> TASK REQUIREMENTS
Retype the complete listing exactly as it appears.

> DATA ENTRIES
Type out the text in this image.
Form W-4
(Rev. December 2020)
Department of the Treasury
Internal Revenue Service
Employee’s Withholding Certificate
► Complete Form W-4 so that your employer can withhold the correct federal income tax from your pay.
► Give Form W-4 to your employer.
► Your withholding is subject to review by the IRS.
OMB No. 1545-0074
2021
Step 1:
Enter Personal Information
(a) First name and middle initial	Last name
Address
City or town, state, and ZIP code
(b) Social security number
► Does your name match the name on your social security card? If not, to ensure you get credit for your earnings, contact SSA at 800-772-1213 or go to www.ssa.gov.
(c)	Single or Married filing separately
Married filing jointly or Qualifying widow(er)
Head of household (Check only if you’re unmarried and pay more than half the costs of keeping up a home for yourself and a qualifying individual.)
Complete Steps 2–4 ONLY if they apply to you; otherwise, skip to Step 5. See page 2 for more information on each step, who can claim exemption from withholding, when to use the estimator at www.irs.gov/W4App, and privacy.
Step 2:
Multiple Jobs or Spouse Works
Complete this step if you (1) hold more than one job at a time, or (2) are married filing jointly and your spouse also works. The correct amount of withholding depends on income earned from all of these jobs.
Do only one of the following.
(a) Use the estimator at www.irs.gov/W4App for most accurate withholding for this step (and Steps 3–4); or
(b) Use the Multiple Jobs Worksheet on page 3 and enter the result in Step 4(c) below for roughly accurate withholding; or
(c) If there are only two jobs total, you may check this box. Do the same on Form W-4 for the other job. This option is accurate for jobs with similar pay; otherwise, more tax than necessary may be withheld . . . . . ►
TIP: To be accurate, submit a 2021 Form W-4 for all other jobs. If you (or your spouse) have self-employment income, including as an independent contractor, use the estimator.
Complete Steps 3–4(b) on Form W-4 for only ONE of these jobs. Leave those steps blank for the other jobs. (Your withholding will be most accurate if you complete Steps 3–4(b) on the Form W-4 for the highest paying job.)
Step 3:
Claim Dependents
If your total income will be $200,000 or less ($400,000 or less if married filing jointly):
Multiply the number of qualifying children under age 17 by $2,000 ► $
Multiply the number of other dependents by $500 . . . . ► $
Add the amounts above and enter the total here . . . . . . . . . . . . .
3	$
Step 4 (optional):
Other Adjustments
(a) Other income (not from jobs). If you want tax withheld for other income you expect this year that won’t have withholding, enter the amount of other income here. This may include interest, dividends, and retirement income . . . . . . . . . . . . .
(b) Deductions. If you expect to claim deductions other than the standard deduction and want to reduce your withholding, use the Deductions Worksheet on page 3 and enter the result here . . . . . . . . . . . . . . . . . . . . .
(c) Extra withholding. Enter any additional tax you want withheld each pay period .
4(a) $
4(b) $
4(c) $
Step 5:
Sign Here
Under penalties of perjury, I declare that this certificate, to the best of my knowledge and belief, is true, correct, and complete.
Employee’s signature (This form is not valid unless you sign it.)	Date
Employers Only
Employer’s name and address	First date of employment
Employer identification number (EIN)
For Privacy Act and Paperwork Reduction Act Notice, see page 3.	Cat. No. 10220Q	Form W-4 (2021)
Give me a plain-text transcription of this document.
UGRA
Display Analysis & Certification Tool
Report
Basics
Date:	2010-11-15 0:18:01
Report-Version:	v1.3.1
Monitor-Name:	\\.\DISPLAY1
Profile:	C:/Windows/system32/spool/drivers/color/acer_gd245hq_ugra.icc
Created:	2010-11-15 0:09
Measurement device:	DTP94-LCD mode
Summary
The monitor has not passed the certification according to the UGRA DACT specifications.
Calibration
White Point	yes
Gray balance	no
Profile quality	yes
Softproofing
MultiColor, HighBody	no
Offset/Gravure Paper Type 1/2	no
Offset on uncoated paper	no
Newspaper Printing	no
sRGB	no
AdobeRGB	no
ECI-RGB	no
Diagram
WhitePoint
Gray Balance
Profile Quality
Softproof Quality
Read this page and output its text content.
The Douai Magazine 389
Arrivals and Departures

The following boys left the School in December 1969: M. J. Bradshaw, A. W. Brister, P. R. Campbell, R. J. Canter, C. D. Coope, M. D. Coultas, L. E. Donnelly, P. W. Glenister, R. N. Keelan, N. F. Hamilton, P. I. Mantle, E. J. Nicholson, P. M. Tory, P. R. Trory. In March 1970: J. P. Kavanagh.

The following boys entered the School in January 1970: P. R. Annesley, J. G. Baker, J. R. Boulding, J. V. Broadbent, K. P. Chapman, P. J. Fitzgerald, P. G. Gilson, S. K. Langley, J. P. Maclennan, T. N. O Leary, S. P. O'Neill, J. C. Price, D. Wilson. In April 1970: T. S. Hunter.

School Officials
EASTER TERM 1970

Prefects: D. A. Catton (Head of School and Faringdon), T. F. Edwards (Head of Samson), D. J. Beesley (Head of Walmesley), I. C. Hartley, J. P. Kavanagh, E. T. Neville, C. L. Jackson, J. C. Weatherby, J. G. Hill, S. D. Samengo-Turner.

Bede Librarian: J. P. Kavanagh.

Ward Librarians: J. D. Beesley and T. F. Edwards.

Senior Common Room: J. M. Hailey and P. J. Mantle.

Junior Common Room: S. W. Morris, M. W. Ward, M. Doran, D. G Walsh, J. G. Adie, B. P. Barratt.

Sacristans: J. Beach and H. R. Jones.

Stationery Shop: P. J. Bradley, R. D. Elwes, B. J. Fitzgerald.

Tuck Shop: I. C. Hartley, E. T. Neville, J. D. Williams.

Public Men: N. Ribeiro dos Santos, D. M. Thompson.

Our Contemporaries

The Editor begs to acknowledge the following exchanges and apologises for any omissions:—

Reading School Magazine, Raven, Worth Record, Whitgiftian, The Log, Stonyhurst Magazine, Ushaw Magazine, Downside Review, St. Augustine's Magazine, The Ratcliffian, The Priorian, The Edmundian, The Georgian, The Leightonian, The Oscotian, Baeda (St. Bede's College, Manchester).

> SOLUTION FOR THIS PROBLEM
Type out the text in this image.
Form W-4
(Rev. December 2020)
Department of the Treasury
Internal Revenue Service
Employee’s Withholding Certificate
► Complete Form W-4 so that your employer can withhold the correct federal income tax from your pay.
► Give Form W-4 to your employer.
► Your withholding is subject to review by the IRS.
OMB No. 1545-0074
2021
Step 1:
Enter Personal Information
(a) First name and middle initial	Last name
Address
City or town, state, and ZIP code
(b) Social security number
► Does your name match the name on your social security card? If not, to ensure you get credit for your earnings, contact SSA at 800-772-1213 or go to www.ssa.gov.
(c)	Single or Married filing separately
Married filing jointly or Qualifying widow(er)
Head of household (Check only if you’re unmarried and pay more than half the costs of keeping up a home for yourself and a qualifying individual.)
Complete Steps 2–4 ONLY if they apply to you; otherwise, skip to Step 5. See page 2 for more information on each step, who can claim exemption from withholding, when to use the estimator at www.irs.gov/W4App, and privacy.
Step 2:
Multiple Jobs or Spouse Works
Complete this step if you (1) hold more than one job at a time, or (2) are married filing jointly and your spouse also works. The correct amount of withholding depends on income earned from all of these jobs.
Do only one of the following.
(a) Use the estimator at www.irs.gov/W4App for most accurate withholding for this step (and Steps 3–4); or
(b) Use the Multiple Jobs Worksheet on page 3 and enter the result in Step 4(c) below for roughly accurate withholding; or
(c) If there are only two jobs total, you may check this box. Do the same on Form W-4 for the other job. This option is accurate for jobs with similar pay; otherwise, more tax than necessary may be withheld . . . . . ►
TIP: To be accurate, submit a 2021 Form W-4 for all other jobs. If you (or your spouse) have self-employment income, including as an independent contractor, use the estimator.
Complete Steps 3–4(b) on Form W-4 for only ONE of these jobs. Leave those steps blank for the other jobs. (Your withholding will be most accurate if you complete Steps 3–4(b) on the Form W-4 for the highest paying job.)
Step 3:
Claim Dependents
If your total income will be $200,000 or less ($400,000 or less if married filing jointly):
Multiply the number of qualifying children under age 17 by $2,000 ► $
Multiply the number of other dependents by $500 . . . . ► $
Add the amounts above and enter the total here . . . . . . . . . . . . .
3	$
Step 4 (optional):
Other Adjustments
(a) Other income (not from jobs). If you want tax withheld for other income you expect this year that won’t have withholding, enter the amount of other income here. This may include interest, dividends, and retirement income . . . . . . . . . . . . .
(b) Deductions. If you expect to claim deductions other than the standard deduction and want to reduce your withholding, use the Deductions Worksheet on page 3 and enter the result here . . . . . . . . . . . . . . . . . . . . .
(c) Extra withholding. Enter any additional tax you want withheld each pay period .
4(a) $
4(b) $
4(c) $
Step 5:
Sign Here
Under penalties of perjury, I declare that this certificate, to the best of my knowledge and belief, is true, correct, and complete.
Employee’s signature (This form is not valid unless you sign it.)	Date
Employers Only
Employer’s name and address	First date of employment
Employer identification number (EIN)
For Privacy Act and Paperwork Reduction Act Notice, see page 3.	Cat. No. 10220Q	Form W-4 (2021)
Give me a plain-text transcription of this document.
UGRA
Display Analysis & Certification Tool
Report
Basics
Date:	2010-11-15 0:18:01
Report-Version:	v1.3.1
Monitor-Name:	\\.\DISPLAY1
Profile:	C:/Windows/system32/spool/drivers/color/acer_gd245hq_ugra.icc
Created:	2010-11-15 0:09
Measurement device:	DTP94-LCD mode
Summary
The monitor has not passed the certification according to the UGRA DACT specifications.
Calibration
White Point	yes
Gray balance	no
Profile quality	yes
Softproofing
MultiColor, HighBody	no
Offset/Gravure Paper Type 1/2	no
Offset on uncoated paper	no
Newspaper Printing	no
sRGB	no
AdobeRGB	no
ECI-RGB	no
Diagram
WhitePoint
Gray Balance
Profile Quality
Softproof Quality
Read this page and output its text content.
The Douai Magazine 389
Arrivals and Departures

The following boys left the School in December 1969: M. J. Bradshaw, A. W. Brister, P. R. Campbell, R. J. Canter, C. D. Coope, M. D. Coultas, L. E. Donnelly, P. W. Glenister, R. N. Keelan, N. F. Hamilton, P. I. Mantle, E. J. Nicholson, P. M. Tory, P. R. Trory. In March 1970: J. P. Kavanagh.

The following boys entered the School in January 1970: P. R. Annesley, J. G. Baker, J. R. Boulding, J. V. Broadbent, K. P. Chapman, P. J. Fitzgerald, P. G. Gilson, S. K. Langley, J. P. Maclennan, T. N. O Leary, S. P. O'Neill, J. C. Price, D. Wilson. In April 1970: T. S. Hunter.

School Officials
EASTER TERM 1970

Prefects: D. A. Catton (Head of School and Faringdon), T. F. Edwards (Head of Samson), D. J. Beesley (Head of Walmesley), I. C. Hartley, J. P. Kavanagh, E. T. Neville, C. L. Jackson, J. C. Weatherby, J. G. Hill, S. D. Samengo-Turner.

Bede Librarian: J. P. Kavanagh.

Ward Librarians: J. D. Beesley and T. F. Edwards.

Senior Common Room: J. M. Hailey and P. J. Mantle.

Junior Common Room: S. W. Morris, M. W. Ward, M. Doran, D. G Walsh, J. G. Adie, B. P. Barratt.

Sacristans: J. Beach and H. R. Jones.

Stationery Shop: P. J. Bradley, R. D. Elwes, B. J. Fitzgerald.

Tuck Shop: I. C. Hartley, E. T. Neville, J. D. Williams.

Public Men: N. Ribeiro dos Santos, D. M. Thompson.

Our Contemporaries

The Editor begs to acknowledge the following exchanges and apologises for any omissions:—

Reading School Magazine, Raven, Worth Record, Whitgiftian, The Log, Stonyhurst Magazine, Ushaw Magazine, Downside Review, St. Augustine's Magazine, The Ratcliffian, The Priorian, The Edmundian, The Georgian, The Leightonian, The Oscotian, Baeda (St. Bede's College, Manchester).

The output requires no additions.